GOAL OF THE EXERCISE
Tally up how many lines in the listing below contain the string "Opciones", and give only the total.

Items listed in a dataset
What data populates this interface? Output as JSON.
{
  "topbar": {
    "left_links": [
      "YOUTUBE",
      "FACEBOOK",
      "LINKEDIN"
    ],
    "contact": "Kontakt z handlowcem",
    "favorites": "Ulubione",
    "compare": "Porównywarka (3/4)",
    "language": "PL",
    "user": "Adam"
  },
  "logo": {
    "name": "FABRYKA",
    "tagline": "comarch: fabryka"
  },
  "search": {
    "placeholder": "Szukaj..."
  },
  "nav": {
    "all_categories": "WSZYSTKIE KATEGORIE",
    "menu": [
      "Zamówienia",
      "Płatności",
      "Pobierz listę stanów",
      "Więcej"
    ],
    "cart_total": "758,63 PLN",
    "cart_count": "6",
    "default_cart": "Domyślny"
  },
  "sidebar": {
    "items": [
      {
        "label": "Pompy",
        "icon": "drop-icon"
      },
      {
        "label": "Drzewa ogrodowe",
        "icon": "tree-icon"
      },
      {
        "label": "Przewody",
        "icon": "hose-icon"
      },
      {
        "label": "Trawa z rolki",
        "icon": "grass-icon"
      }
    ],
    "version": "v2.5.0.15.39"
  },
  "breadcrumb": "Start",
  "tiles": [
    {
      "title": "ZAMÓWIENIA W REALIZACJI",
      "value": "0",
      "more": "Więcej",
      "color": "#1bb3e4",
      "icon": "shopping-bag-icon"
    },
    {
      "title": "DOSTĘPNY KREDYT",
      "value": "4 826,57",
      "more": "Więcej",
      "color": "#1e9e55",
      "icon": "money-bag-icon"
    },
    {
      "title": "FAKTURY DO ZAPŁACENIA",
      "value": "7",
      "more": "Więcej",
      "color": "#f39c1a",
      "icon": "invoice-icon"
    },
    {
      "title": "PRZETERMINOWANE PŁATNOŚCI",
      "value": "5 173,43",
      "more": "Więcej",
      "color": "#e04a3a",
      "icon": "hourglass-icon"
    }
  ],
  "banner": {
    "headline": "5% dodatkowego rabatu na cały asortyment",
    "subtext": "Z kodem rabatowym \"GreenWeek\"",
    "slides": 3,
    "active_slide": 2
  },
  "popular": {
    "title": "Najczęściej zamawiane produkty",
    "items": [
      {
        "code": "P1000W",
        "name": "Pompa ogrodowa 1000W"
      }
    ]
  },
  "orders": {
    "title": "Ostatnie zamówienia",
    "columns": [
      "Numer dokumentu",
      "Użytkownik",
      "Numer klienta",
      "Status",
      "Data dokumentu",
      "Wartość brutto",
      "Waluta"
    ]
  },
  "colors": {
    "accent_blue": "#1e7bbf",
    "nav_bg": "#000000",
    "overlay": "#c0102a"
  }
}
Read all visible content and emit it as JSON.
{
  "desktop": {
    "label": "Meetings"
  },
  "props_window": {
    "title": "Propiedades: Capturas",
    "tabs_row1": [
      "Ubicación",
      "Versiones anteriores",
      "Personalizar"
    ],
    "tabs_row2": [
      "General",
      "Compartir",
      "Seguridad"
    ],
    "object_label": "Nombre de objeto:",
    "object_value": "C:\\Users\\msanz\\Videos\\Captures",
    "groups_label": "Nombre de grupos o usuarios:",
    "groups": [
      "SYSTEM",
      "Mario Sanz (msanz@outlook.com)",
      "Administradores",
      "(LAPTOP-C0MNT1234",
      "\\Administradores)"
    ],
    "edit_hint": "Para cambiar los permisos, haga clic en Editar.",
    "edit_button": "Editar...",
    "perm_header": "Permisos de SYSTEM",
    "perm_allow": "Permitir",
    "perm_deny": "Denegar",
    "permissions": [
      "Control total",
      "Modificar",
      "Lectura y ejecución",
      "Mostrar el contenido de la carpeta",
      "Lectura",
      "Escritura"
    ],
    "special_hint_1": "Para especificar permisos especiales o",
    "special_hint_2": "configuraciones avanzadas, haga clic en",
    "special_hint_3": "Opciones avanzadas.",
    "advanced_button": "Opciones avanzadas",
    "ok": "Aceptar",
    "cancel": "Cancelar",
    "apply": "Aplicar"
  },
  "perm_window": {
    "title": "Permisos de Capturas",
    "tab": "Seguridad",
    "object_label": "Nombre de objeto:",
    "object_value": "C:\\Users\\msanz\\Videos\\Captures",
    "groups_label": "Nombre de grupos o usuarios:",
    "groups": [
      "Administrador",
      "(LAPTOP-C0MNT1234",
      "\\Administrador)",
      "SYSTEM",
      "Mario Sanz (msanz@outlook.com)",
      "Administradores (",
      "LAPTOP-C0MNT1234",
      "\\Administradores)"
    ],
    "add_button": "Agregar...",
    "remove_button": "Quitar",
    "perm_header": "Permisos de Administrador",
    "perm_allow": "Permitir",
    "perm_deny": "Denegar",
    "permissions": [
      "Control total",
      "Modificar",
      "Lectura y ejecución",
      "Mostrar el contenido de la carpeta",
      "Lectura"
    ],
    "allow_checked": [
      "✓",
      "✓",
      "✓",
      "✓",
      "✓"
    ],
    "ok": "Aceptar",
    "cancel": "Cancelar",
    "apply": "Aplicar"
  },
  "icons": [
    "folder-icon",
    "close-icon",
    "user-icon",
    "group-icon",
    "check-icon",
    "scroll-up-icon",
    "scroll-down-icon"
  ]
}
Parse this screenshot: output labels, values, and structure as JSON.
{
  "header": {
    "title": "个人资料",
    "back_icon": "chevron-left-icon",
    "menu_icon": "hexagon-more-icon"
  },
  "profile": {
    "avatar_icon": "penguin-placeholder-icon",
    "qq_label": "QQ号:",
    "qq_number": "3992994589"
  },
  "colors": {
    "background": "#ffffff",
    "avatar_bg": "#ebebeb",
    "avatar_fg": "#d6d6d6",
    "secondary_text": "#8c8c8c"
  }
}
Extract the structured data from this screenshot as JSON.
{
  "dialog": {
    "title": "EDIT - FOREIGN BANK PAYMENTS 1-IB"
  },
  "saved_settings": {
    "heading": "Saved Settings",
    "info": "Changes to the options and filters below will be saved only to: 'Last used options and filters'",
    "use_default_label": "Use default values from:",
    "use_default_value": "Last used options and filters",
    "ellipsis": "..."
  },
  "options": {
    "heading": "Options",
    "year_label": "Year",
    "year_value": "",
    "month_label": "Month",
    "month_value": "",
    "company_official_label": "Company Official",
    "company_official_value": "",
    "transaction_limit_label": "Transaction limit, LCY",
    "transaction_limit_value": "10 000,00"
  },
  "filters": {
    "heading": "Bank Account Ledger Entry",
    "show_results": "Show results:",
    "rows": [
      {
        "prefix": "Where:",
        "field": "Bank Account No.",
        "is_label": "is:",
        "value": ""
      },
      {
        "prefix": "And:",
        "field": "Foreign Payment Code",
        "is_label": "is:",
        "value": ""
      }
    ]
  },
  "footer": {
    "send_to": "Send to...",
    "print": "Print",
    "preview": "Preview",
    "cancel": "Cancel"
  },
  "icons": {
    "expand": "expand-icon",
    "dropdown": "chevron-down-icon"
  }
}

* * *

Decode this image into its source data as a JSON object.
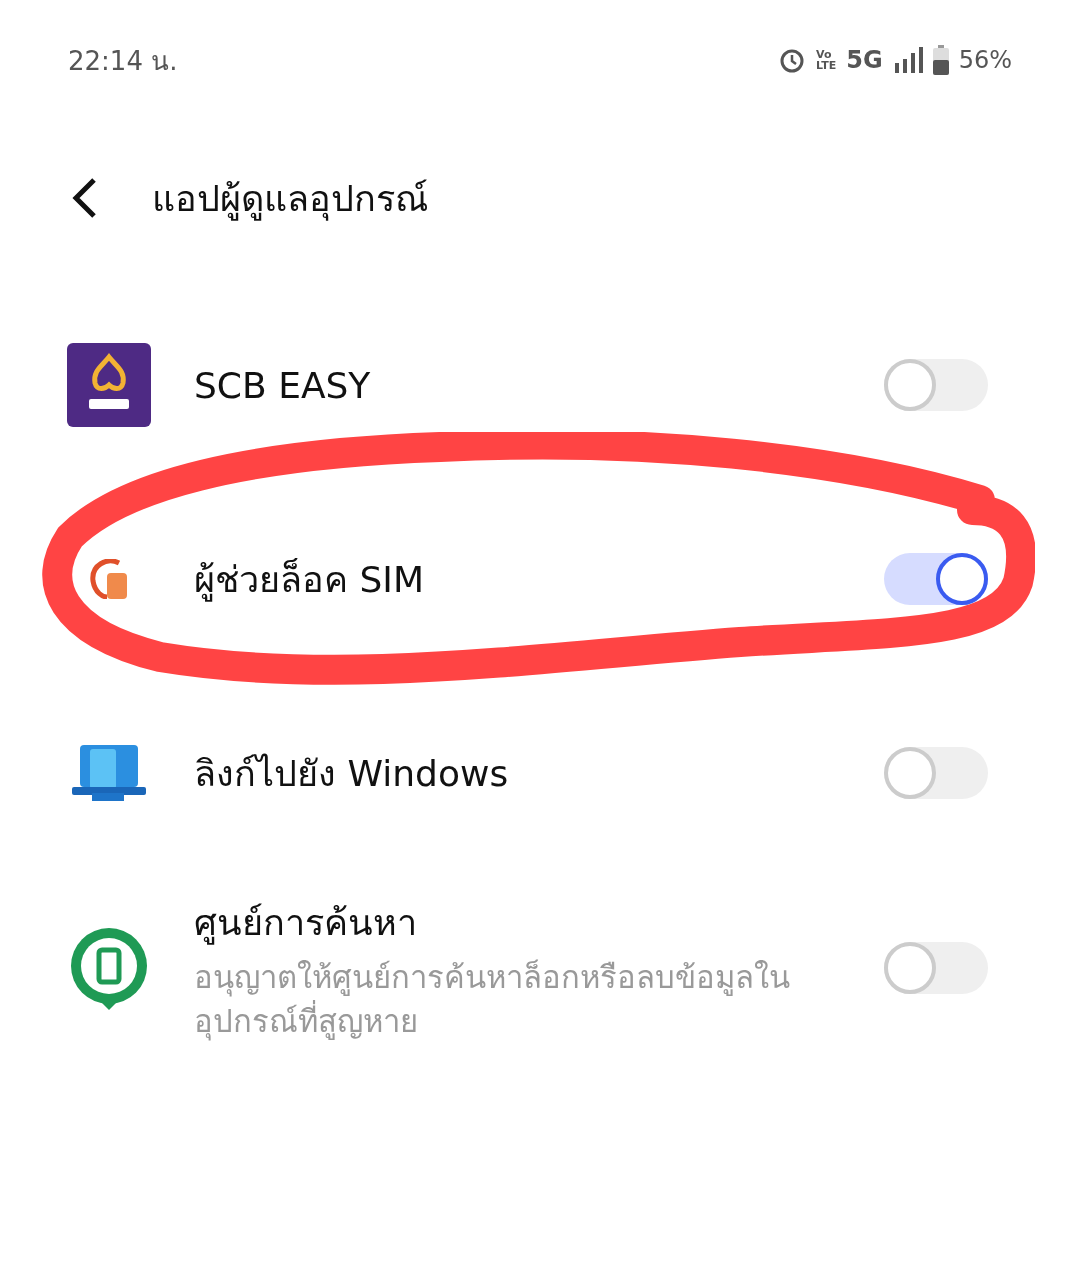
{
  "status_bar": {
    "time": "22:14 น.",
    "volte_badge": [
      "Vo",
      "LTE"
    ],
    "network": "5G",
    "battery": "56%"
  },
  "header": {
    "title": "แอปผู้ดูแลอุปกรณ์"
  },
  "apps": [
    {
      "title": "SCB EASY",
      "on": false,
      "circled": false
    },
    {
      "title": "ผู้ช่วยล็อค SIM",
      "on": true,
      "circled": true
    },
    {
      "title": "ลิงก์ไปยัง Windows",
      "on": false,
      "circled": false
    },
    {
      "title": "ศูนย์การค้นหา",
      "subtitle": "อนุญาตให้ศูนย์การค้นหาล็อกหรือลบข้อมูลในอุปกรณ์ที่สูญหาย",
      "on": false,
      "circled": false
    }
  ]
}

--

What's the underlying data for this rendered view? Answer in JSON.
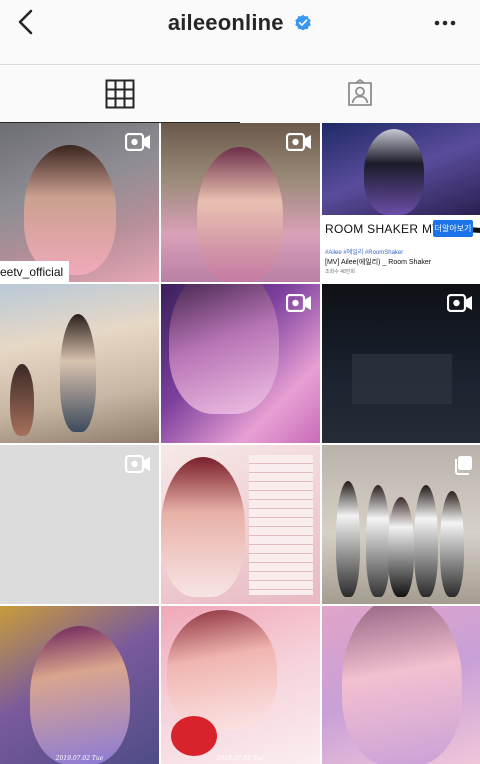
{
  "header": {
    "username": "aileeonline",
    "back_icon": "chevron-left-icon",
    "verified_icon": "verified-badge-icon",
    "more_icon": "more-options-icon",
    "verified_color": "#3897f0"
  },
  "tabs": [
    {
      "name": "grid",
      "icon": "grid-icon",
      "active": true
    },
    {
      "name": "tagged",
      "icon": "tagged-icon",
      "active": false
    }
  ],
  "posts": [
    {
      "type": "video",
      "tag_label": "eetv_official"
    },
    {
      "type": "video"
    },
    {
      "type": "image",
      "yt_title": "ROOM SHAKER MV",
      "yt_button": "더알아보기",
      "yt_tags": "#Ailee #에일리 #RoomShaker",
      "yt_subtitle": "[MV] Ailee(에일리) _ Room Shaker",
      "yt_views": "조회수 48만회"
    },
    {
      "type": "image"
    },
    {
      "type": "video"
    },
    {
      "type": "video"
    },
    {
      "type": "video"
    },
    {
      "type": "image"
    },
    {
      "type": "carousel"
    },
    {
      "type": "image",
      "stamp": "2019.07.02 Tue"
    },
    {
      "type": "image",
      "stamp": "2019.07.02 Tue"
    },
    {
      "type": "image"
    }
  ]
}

SOLVED PROBLEM
2